-- THE REQUEST --
Search the records for "this" and copy each line that holds it.

-- EXCERPTED DATA --
_ _ _ _ _

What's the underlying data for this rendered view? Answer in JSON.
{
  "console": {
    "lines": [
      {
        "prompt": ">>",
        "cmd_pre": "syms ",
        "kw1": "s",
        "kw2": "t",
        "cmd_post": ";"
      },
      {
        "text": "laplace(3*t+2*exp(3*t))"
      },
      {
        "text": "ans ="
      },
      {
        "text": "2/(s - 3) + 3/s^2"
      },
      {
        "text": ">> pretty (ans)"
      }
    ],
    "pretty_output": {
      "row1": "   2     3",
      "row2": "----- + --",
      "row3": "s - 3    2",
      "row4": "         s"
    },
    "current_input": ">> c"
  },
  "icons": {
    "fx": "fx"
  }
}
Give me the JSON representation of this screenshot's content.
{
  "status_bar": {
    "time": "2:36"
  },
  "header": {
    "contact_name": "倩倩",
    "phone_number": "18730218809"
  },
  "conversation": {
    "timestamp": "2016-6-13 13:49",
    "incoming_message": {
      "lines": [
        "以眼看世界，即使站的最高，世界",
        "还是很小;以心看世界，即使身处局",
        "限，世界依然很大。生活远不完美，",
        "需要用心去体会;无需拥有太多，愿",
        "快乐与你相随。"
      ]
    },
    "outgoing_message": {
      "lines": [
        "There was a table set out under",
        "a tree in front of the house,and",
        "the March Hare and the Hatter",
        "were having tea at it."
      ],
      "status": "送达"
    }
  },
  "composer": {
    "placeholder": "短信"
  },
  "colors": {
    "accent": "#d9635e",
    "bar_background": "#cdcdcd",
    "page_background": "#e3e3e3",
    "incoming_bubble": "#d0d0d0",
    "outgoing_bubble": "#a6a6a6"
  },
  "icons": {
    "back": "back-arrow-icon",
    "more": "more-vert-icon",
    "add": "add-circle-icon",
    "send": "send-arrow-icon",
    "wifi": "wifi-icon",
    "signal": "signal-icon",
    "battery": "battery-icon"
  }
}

_ _ _ _ _

-- ANSWER BELOW --
What's the underlying data for this rendered view? Answer in JSON.
Give me the JSON representation of this screenshot's content.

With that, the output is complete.